GIVEN ENTRIES:
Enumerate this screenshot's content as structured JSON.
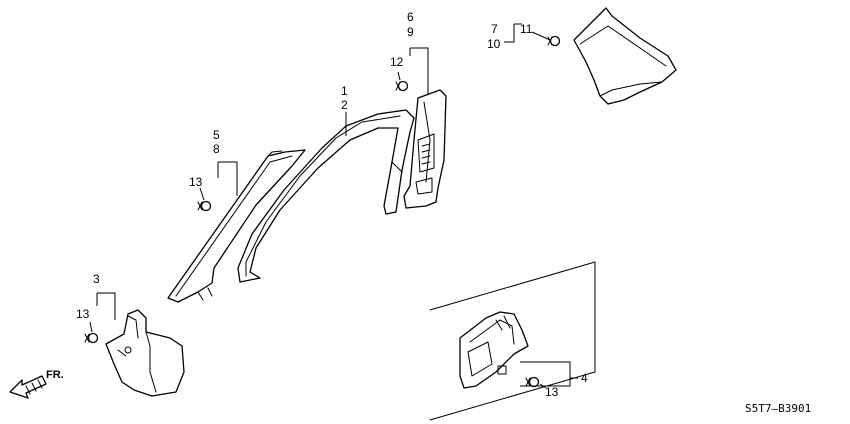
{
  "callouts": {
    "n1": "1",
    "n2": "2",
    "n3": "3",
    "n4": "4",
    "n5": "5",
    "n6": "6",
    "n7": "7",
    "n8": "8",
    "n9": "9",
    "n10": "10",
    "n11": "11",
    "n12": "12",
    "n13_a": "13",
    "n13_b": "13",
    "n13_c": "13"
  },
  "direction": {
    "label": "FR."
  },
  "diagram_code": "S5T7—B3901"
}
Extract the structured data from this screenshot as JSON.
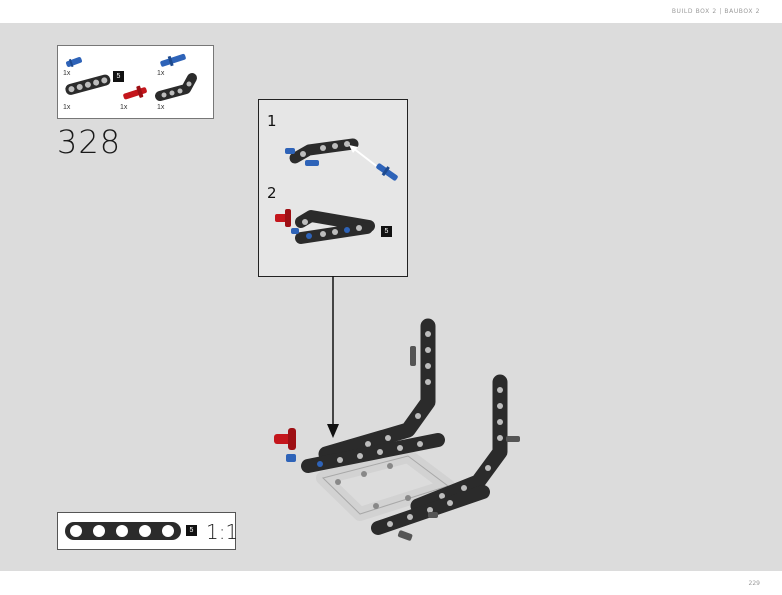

--

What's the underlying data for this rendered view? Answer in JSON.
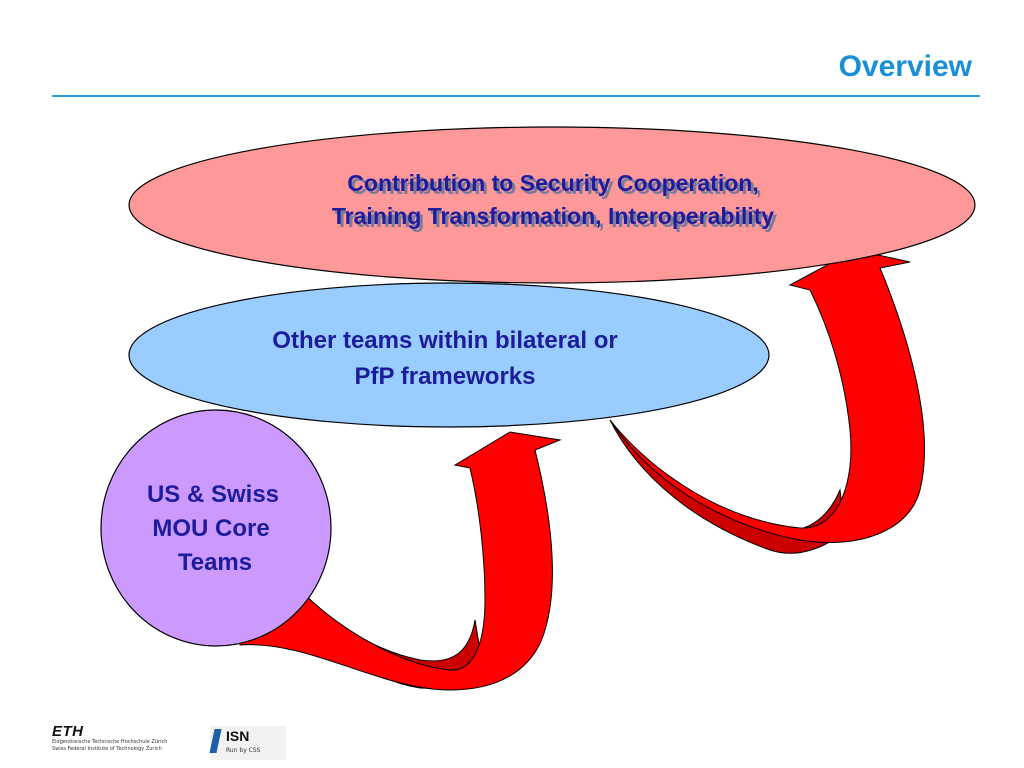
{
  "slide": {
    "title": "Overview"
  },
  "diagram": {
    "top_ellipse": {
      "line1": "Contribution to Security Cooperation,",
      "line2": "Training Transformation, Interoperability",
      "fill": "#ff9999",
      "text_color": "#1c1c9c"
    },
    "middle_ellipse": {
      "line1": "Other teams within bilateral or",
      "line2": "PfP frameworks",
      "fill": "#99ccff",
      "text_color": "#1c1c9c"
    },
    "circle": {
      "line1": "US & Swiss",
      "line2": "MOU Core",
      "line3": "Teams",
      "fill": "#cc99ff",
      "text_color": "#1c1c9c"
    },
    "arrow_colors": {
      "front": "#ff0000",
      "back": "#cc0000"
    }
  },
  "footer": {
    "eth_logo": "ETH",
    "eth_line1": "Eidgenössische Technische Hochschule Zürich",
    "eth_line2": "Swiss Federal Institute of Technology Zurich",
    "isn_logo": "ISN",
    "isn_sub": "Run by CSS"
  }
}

SHORT TASK:
Word for word, restate the lines beginning with the one that has "Enumerate this screenshot's" and ending with the one that has "Extract the structured". Keep both ends and skip any pictures.

THE RESPONSE:
Enumerate this screenshot's content as structured JSON.
{
  "callouts": {
    "n1": "1",
    "n2": "2",
    "n3": "3",
    "n4": "4",
    "n5": "5",
    "n6": "6",
    "n7": "7",
    "n8": "8",
    "n9": "9",
    "n10": "10",
    "n11": "11",
    "n12": "12",
    "n13_a": "13",
    "n13_b": "13",
    "n13_c": "13"
  },
  "direction": {
    "label": "FR."
  },
  "diagram_code": "S5T7—B3901"
}
Extract the structured data from this screenshot as JSON.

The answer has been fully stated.